[Short exercise] Scan the material below for lines with the word "JSON" and report how many there are, with nothing added.

[Data in this exercise]
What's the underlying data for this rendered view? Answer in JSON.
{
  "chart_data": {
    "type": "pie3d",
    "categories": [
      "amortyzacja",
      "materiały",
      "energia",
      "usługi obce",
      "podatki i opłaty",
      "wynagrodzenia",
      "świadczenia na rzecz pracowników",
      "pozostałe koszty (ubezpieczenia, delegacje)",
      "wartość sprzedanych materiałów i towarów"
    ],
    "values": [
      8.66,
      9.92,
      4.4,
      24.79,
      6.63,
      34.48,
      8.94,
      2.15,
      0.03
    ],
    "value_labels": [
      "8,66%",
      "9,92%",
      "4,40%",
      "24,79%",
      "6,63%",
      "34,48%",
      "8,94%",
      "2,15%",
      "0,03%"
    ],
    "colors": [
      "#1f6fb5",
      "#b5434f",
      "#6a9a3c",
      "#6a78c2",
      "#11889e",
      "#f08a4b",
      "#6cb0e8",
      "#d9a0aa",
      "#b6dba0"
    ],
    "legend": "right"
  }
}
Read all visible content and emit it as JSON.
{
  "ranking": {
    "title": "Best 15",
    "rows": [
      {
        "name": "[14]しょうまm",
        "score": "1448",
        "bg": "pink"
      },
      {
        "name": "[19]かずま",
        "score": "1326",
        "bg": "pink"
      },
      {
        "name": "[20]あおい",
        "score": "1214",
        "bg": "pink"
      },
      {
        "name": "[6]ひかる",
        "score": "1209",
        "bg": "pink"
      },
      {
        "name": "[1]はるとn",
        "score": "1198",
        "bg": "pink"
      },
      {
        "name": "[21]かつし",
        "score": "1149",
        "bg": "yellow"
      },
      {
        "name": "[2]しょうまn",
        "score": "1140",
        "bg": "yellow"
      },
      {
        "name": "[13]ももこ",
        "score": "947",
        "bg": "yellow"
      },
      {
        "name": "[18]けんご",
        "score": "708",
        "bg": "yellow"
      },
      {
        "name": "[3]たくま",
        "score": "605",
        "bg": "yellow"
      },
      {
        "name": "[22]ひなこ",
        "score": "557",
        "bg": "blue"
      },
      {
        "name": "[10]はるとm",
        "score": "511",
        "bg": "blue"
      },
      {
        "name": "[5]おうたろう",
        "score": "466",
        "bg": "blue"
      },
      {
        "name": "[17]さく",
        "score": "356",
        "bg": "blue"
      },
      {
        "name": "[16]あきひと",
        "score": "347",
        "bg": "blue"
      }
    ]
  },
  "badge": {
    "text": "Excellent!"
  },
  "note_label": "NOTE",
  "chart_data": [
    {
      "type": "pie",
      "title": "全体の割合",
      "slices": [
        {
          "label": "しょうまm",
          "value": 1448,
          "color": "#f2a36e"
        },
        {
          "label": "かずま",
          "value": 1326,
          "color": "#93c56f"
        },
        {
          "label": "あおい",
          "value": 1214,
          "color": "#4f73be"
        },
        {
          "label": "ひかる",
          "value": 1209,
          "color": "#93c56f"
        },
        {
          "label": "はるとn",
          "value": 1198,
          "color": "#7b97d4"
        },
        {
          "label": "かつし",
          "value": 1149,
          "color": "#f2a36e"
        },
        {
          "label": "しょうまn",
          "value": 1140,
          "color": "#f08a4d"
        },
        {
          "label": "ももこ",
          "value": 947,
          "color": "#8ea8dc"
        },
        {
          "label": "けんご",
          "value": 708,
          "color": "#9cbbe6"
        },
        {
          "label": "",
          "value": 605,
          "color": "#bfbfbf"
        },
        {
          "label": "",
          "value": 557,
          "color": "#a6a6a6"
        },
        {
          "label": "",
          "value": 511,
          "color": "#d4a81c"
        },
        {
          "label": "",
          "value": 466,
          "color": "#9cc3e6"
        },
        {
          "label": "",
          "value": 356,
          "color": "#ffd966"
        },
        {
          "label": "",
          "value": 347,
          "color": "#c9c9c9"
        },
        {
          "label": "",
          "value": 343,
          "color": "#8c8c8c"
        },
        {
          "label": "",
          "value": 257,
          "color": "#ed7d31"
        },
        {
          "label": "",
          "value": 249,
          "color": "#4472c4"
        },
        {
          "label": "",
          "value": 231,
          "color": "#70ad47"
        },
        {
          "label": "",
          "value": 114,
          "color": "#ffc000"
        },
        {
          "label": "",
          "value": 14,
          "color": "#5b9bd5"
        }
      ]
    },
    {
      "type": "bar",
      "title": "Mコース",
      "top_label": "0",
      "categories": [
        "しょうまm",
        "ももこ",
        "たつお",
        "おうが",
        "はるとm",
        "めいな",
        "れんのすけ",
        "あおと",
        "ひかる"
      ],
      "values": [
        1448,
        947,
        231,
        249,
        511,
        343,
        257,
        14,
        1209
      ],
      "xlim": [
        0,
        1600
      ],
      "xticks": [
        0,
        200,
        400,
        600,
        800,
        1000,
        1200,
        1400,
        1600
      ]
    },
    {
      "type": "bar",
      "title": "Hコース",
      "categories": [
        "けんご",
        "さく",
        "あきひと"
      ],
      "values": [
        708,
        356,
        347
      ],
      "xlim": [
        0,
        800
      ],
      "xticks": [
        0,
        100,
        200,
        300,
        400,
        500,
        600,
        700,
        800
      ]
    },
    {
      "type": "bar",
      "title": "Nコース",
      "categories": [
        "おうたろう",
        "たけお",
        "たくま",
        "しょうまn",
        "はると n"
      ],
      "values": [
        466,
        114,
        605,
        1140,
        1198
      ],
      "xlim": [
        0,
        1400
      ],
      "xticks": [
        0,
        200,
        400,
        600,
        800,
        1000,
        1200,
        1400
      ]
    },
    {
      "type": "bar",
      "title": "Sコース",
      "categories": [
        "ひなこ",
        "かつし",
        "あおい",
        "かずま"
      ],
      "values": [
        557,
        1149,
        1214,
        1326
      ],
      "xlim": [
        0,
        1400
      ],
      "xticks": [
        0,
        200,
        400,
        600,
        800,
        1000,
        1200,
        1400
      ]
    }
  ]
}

[Complete response] 2